**Set problem**
Give back the records, unchanged, from their first line through the line containing "y-axis-title: Normalized Volume", including that line.

————

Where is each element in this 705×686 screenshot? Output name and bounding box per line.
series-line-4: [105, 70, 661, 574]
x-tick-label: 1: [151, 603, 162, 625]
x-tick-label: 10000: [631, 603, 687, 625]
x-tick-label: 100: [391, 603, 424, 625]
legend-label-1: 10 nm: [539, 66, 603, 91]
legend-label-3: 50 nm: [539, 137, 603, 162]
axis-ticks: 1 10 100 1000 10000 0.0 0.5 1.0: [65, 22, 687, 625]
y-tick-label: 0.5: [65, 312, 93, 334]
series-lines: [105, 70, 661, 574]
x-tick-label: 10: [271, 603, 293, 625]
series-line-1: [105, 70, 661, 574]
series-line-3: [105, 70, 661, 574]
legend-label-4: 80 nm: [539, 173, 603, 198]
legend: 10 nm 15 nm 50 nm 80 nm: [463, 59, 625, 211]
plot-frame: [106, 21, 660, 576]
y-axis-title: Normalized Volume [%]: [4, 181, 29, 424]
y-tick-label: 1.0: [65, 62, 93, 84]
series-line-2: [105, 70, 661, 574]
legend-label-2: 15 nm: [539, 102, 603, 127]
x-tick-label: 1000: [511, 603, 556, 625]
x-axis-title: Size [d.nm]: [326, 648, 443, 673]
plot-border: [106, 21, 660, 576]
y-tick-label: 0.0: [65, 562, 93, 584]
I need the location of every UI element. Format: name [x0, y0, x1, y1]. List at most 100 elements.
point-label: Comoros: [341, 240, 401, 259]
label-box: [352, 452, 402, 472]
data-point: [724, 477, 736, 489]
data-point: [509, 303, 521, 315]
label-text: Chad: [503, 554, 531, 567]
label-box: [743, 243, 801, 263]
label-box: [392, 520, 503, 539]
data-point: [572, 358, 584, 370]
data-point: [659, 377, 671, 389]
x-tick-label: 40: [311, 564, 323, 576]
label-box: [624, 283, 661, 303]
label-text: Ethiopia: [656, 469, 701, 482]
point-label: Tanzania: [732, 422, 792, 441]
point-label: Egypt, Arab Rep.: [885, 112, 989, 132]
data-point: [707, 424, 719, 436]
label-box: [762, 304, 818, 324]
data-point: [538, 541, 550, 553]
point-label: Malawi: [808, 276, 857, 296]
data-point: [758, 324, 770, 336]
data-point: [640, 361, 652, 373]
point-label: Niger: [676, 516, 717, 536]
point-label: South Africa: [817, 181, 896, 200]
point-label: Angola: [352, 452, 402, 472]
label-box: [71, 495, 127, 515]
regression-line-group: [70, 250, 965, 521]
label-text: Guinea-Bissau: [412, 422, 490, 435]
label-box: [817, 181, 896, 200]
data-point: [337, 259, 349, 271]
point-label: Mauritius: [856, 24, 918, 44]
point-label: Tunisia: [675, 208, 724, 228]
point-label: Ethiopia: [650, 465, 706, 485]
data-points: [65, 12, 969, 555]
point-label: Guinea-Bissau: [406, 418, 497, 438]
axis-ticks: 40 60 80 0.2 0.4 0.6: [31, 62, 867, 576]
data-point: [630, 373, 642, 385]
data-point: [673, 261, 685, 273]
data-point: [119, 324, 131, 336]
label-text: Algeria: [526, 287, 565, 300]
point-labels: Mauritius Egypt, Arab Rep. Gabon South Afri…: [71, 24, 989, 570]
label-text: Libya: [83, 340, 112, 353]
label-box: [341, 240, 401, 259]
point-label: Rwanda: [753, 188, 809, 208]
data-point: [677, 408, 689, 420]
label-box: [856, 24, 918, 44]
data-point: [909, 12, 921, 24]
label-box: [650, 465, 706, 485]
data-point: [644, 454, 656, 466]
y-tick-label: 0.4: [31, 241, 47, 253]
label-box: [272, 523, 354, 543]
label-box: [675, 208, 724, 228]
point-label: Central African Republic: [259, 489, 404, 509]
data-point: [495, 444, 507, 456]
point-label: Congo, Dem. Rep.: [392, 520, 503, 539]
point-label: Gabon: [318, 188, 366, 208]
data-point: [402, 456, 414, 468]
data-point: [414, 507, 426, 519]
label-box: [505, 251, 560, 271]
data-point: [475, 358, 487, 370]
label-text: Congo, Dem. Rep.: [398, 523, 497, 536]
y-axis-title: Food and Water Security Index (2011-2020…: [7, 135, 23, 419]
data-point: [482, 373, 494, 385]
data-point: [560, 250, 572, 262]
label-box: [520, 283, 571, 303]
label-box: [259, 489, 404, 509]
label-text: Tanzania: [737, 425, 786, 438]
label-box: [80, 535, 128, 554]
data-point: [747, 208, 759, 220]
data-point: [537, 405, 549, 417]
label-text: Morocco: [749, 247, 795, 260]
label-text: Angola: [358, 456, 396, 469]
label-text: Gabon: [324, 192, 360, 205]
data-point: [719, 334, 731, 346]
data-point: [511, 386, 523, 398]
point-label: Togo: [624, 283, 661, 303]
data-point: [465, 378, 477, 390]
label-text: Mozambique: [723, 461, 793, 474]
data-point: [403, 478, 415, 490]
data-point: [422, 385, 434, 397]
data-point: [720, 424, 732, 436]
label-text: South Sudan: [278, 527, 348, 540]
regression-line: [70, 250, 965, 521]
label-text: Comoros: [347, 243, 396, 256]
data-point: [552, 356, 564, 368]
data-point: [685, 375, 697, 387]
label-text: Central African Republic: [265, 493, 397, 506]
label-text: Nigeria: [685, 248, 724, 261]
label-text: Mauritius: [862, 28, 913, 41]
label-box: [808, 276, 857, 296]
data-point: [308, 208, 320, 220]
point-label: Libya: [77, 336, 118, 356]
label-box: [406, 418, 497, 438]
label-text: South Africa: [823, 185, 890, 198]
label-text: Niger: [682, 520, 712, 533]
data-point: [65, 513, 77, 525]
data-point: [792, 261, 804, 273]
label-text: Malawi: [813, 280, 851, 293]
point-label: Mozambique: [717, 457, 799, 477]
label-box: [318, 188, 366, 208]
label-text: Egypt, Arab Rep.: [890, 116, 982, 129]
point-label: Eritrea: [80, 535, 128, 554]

————

**Worked solution**
Where is each element in this 705×686 screenshot? Output name and bounding box per line.
series-line-4: [105, 70, 661, 574]
x-tick-label: 1: [151, 603, 162, 625]
x-tick-label: 10000: [631, 603, 687, 625]
x-tick-label: 100: [391, 603, 424, 625]
legend-label-1: 10 nm: [539, 66, 603, 91]
legend-label-3: 50 nm: [539, 137, 603, 162]
axis-ticks: 1 10 100 1000 10000 0.0 0.5 1.0: [65, 22, 687, 625]
y-tick-label: 0.5: [65, 312, 93, 334]
series-lines: [105, 70, 661, 574]
x-tick-label: 10: [271, 603, 293, 625]
series-line-1: [105, 70, 661, 574]
series-line-3: [105, 70, 661, 574]
legend-label-4: 80 nm: [539, 173, 603, 198]
legend: 10 nm 15 nm 50 nm 80 nm: [463, 59, 625, 211]
plot-frame: [106, 21, 660, 576]
y-axis-title: Normalized Volume [%]: [4, 181, 29, 424]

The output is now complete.